[start]

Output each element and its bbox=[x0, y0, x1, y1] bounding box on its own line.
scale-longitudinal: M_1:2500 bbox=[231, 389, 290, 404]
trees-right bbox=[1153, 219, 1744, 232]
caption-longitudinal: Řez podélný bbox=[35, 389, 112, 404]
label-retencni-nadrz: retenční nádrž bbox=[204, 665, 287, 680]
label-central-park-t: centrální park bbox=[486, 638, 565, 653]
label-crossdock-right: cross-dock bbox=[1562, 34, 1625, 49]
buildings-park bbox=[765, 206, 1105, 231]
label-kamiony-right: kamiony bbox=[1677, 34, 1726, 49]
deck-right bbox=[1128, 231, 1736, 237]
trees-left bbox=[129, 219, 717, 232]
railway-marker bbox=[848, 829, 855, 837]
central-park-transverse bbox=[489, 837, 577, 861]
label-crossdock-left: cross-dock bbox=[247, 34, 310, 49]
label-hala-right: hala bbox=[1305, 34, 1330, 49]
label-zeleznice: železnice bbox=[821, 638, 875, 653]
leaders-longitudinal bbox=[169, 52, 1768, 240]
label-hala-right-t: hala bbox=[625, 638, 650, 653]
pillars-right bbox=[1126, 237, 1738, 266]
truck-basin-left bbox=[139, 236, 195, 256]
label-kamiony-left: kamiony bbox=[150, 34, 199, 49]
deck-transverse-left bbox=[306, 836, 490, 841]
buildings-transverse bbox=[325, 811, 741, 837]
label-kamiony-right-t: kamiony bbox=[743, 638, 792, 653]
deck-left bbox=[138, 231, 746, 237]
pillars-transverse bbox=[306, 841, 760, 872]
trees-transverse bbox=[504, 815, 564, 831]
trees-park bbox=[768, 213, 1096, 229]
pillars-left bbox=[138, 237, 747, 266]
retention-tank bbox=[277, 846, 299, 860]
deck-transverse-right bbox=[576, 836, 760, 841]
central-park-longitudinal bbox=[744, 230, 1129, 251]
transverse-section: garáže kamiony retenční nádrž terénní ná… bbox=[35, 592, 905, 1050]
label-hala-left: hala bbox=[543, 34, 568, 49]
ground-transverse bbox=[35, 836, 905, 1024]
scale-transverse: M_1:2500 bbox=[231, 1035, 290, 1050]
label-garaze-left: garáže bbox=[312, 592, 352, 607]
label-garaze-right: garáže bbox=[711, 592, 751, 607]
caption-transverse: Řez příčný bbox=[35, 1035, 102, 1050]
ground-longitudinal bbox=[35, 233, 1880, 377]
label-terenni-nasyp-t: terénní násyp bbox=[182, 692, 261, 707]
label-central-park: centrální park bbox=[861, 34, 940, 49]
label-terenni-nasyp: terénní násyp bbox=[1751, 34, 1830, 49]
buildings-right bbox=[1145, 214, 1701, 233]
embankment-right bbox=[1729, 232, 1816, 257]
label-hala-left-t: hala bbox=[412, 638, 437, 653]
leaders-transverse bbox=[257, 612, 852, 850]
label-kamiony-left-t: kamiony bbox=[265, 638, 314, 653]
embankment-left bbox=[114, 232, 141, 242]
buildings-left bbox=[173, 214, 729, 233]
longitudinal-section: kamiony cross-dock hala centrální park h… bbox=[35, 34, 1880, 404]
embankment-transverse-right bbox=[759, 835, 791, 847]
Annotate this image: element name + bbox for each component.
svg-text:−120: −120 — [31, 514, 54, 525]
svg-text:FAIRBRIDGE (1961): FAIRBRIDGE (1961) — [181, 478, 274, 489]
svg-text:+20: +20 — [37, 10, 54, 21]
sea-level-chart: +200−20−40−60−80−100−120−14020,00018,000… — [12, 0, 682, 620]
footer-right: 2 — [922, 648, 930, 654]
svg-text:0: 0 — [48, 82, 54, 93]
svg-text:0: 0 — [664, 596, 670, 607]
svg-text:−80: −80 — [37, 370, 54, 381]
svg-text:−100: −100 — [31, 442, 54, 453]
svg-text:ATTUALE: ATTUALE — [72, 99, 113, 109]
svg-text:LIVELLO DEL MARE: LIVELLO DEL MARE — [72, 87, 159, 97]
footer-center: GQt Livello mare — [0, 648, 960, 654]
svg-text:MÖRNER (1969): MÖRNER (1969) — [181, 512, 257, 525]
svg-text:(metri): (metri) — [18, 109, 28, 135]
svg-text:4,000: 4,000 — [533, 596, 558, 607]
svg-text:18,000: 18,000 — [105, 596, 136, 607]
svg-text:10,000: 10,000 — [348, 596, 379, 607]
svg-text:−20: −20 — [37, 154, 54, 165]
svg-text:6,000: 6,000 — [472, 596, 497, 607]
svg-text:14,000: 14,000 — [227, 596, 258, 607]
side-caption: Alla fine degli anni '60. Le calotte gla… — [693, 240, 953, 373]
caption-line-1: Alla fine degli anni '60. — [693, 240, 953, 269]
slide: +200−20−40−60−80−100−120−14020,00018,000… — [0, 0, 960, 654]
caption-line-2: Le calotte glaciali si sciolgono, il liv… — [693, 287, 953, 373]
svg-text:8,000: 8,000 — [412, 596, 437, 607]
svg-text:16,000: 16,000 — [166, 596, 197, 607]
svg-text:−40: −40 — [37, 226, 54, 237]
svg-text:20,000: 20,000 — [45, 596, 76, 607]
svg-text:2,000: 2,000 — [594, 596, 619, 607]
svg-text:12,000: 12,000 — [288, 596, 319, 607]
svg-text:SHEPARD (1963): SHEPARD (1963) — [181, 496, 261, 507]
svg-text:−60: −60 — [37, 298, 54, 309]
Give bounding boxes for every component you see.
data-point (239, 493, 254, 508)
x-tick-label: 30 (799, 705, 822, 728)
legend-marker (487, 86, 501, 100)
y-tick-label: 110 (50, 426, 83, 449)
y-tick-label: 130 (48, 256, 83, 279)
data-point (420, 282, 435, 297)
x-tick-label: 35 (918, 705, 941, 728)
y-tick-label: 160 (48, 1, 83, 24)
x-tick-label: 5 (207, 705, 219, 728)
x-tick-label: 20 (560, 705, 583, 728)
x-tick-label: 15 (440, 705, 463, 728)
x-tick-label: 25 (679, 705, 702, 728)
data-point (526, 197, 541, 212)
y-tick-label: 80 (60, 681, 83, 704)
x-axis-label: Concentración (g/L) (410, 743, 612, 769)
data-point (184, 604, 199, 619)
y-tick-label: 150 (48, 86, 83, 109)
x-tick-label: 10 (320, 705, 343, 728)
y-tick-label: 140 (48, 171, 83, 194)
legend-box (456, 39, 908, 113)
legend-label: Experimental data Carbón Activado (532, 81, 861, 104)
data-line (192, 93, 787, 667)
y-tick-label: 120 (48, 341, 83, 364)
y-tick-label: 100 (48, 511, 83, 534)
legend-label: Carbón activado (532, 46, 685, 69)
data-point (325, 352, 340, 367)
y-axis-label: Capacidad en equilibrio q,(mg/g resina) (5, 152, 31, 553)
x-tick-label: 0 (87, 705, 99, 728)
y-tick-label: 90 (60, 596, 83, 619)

[end]

> _Problem statement_
Quote the data word for word, from its first line through the line that contains "label-retencni-nadrz: retenční nádrž", inclusive.

> _Exercise response_
Output each element and its bbox=[x0, y0, x1, y1] bounding box on its own line.
scale-longitudinal: M_1:2500 bbox=[231, 389, 290, 404]
trees-right bbox=[1153, 219, 1744, 232]
caption-longitudinal: Řez podélný bbox=[35, 389, 112, 404]
label-retencni-nadrz: retenční nádrž bbox=[204, 665, 287, 680]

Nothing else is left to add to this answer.